France | France, Conseil d'État, 10ème - 9ème chambres réunies, 24 décembre 2021, 438338


Vu la procédure suivante :

1° Sous le numéro 438338, M. C... M... a demandé au tribunal administratif de Marseille de prononcer la décharge, en droits et pénalités, des cotisations supplémentaires d'impôt sur le revenu auxquelles il a été assujetti au titre de la période allant du 1er janvier 2009 au 31 décembre 2011. Par un jugement n° 1407578, 1503140 du 19 mai 2017, le tribunal administratif de Marseille a rejeté sa demande.

Par un arrêt n° 17MA03144 du 12 décembre 2019, la cour administrative d'appel de Marseille a fait droit à l'appel que M. M... a formé

contre ce jugement.

Par un pourvoi et un mémoire en réplique enregistrés le 7...

Vu la procédure suivante :

1° Sous le numéro 438338, M. C... M... a demandé au tribunal administratif de Marseille de prononcer la décharge, en droits et pénalités, des cotisations supplémentaires d'impôt sur le revenu auxquelles il a été assujetti au titre de la période allant du 1er janvier 2009 au 31 décembre 2011. Par un jugement n° 1407578, 1503140 du 19 mai 2017, le tribunal administratif de Marseille a rejeté sa demande.

Consigne de travail: Recopiez sans la moindre modification le passage de la décision du Conseil d'État qui s'ouvre sur les mots « Par un arrêt » et se clôt sur « enregistrés le 7... ».

Liste des enregistrements:

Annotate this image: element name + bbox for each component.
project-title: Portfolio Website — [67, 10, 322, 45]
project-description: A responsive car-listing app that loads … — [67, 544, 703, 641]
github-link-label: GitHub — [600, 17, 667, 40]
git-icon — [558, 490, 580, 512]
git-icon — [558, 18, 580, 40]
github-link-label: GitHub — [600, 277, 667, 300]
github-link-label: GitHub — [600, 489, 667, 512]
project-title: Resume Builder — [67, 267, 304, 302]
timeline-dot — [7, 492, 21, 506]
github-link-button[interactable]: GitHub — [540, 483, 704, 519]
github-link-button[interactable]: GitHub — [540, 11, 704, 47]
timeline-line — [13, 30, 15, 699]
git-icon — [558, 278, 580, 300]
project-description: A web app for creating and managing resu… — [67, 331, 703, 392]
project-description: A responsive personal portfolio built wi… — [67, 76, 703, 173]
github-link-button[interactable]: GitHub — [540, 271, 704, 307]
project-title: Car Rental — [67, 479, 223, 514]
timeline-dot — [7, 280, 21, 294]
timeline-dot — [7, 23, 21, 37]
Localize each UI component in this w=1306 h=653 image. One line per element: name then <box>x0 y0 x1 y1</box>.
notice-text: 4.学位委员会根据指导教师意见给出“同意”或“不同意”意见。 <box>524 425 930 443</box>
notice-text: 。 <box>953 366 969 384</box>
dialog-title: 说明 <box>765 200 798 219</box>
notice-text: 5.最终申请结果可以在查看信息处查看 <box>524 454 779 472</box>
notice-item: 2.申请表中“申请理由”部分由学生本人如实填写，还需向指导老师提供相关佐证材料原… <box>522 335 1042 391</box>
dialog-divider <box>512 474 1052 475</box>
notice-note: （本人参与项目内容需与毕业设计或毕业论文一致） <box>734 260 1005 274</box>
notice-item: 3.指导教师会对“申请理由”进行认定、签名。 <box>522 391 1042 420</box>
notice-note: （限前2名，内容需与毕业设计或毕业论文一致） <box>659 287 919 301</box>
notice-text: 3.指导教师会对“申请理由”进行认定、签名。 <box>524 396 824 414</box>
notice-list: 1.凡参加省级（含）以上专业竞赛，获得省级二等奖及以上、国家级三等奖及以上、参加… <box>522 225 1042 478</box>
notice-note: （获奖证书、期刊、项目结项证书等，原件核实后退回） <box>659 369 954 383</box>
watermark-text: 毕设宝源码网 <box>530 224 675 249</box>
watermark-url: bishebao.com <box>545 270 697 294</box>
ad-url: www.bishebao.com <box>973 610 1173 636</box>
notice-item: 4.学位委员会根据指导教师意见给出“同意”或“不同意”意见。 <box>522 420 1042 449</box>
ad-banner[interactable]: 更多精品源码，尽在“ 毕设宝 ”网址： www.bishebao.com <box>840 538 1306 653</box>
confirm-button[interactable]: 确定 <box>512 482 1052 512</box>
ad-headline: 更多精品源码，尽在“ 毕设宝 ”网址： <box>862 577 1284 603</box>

Résultat attendu:
Par un arrêt n° 17MA03144 du 12 décembre 2019, la cour administrative d'appel de Marseille a fait droit à l'appel que M. M... a formé

contre ce jugement.

Par un pourvoi et un mémoire en réplique enregistrés le 7...